Exercise instructions —
In the data that follows, count each line holding the string "Seskupit"; answer with the number only.

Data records
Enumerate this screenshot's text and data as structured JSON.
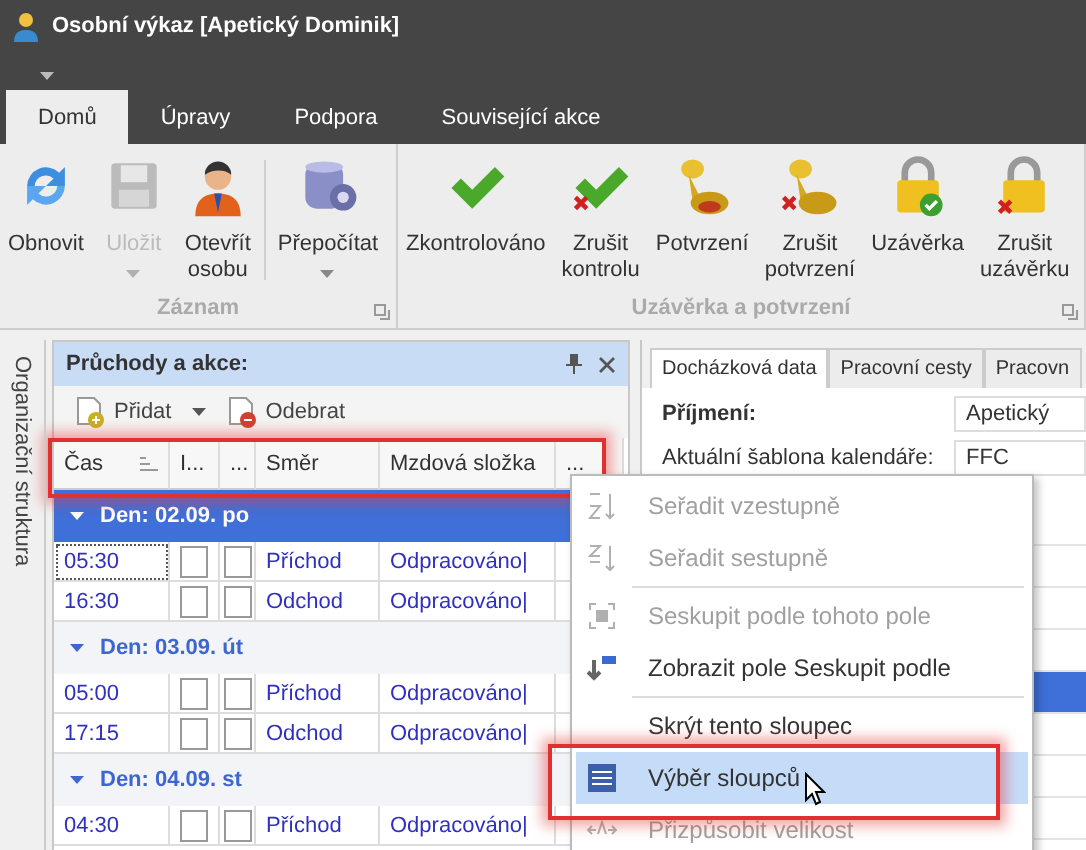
{
  "window": {
    "title": "Osobní výkaz [Apetický Dominik]"
  },
  "ribbon_tabs": [
    {
      "label": "Domů",
      "selected": true
    },
    {
      "label": "Úpravy",
      "selected": false
    },
    {
      "label": "Podpora",
      "selected": false
    },
    {
      "label": "Související akce",
      "selected": false
    }
  ],
  "ribbon_groups": [
    {
      "label": "Záznam",
      "sections": [
        [
          {
            "label": "Obnovit",
            "kind": "refresh",
            "disabled": false,
            "dropdown": false
          },
          {
            "label": "Uložit",
            "kind": "save",
            "disabled": true,
            "dropdown": true
          },
          {
            "label": "Otevřít\nosobu",
            "kind": "person",
            "disabled": false,
            "dropdown": false
          }
        ],
        [
          {
            "label": "Přepočítat",
            "kind": "database",
            "disabled": false,
            "dropdown": true
          }
        ]
      ]
    },
    {
      "label": "Uzávěrka a potvrzení",
      "sections": [
        [
          {
            "label": "Zkontrolováno",
            "kind": "check",
            "disabled": false,
            "dropdown": false
          },
          {
            "label": "Zrušit\nkontrolu",
            "kind": "check-cancel",
            "disabled": false,
            "dropdown": false
          },
          {
            "label": "Potvrzení",
            "kind": "stamp",
            "disabled": false,
            "dropdown": false
          },
          {
            "label": "Zrušit\npotvrzení",
            "kind": "stamp-cancel",
            "disabled": false,
            "dropdown": false
          },
          {
            "label": "Uzávěrka",
            "kind": "lock",
            "disabled": false,
            "dropdown": false
          },
          {
            "label": "Zrušit\nuzávěrku",
            "kind": "lock-cancel",
            "disabled": false,
            "dropdown": false
          }
        ]
      ]
    }
  ],
  "side_strip": {
    "label": "Organizační struktura"
  },
  "passages_panel": {
    "title": "Průchody a akce:",
    "toolbar": [
      {
        "label": "Přidat",
        "dropdown": true
      },
      {
        "label": "Odebrat",
        "dropdown": false
      }
    ],
    "columns": [
      "Čas",
      "I...",
      "...",
      "Směr",
      "Mzdová složka",
      "..."
    ],
    "groups": [
      {
        "label": "Den: 02.09. po",
        "selected": true,
        "rows": [
          {
            "cells": [
              {
                "kind": "text",
                "text": "05:30",
                "focused": true
              },
              {
                "kind": "checkbox",
                "checked": false
              },
              {
                "kind": "checkbox",
                "checked": false
              },
              {
                "kind": "text",
                "text": "Příchod",
                "focused": false
              },
              {
                "kind": "text",
                "text": "Odpracováno|",
                "focused": false
              }
            ]
          },
          {
            "cells": [
              {
                "kind": "text",
                "text": "16:30",
                "focused": false
              },
              {
                "kind": "checkbox",
                "checked": false
              },
              {
                "kind": "checkbox",
                "checked": false
              },
              {
                "kind": "text",
                "text": "Odchod",
                "focused": false
              },
              {
                "kind": "text",
                "text": "Odpracováno|",
                "focused": false
              }
            ]
          }
        ]
      },
      {
        "label": "Den: 03.09. út",
        "selected": false,
        "rows": [
          {
            "cells": [
              {
                "kind": "text",
                "text": "05:00",
                "focused": false
              },
              {
                "kind": "checkbox",
                "checked": false
              },
              {
                "kind": "checkbox",
                "checked": false
              },
              {
                "kind": "text",
                "text": "Příchod",
                "focused": false
              },
              {
                "kind": "text",
                "text": "Odpracováno|",
                "focused": false
              }
            ]
          },
          {
            "cells": [
              {
                "kind": "text",
                "text": "17:15",
                "focused": false
              },
              {
                "kind": "checkbox",
                "checked": false
              },
              {
                "kind": "checkbox",
                "checked": false
              },
              {
                "kind": "text",
                "text": "Odchod",
                "focused": false
              },
              {
                "kind": "text",
                "text": "Odpracováno|",
                "focused": false
              }
            ]
          }
        ]
      },
      {
        "label": "Den: 04.09. st",
        "selected": false,
        "rows": [
          {
            "cells": [
              {
                "kind": "text",
                "text": "04:30",
                "focused": false
              },
              {
                "kind": "checkbox",
                "checked": false
              },
              {
                "kind": "checkbox",
                "checked": false
              },
              {
                "kind": "text",
                "text": "Příchod",
                "focused": false
              },
              {
                "kind": "text",
                "text": "Odpracováno|",
                "focused": false
              }
            ]
          }
        ]
      }
    ]
  },
  "detail_panel": {
    "tabs": [
      {
        "label": "Docházková data",
        "selected": true
      },
      {
        "label": "Pracovní cesty",
        "selected": false
      },
      {
        "label": "Pracovn",
        "selected": false
      }
    ],
    "fields": [
      {
        "label": "Příjmení:",
        "value": "Apetický"
      },
      {
        "label": "Aktuální šablona kalendáře:",
        "value": "FFC"
      }
    ]
  },
  "context_menu": {
    "items": [
      {
        "kind": "item",
        "label": "Seřadit vzestupně",
        "disabled": true,
        "selected": false
      },
      {
        "kind": "item",
        "label": "Seřadit sestupně",
        "disabled": true,
        "selected": false
      },
      {
        "kind": "separator"
      },
      {
        "kind": "item",
        "label": "Seskupit podle tohoto pole",
        "disabled": true,
        "selected": false
      },
      {
        "kind": "item",
        "label": "Zobrazit pole Seskupit podle",
        "disabled": false,
        "selected": false
      },
      {
        "kind": "separator"
      },
      {
        "kind": "item",
        "label": "Skrýt tento sloupec",
        "disabled": false,
        "selected": false
      },
      {
        "kind": "item",
        "label": "Výběr sloupců",
        "disabled": false,
        "selected": true
      },
      {
        "kind": "item",
        "label": "Přizpůsobit velikost",
        "disabled": true,
        "selected": false
      }
    ]
  }
}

Problem solution —
2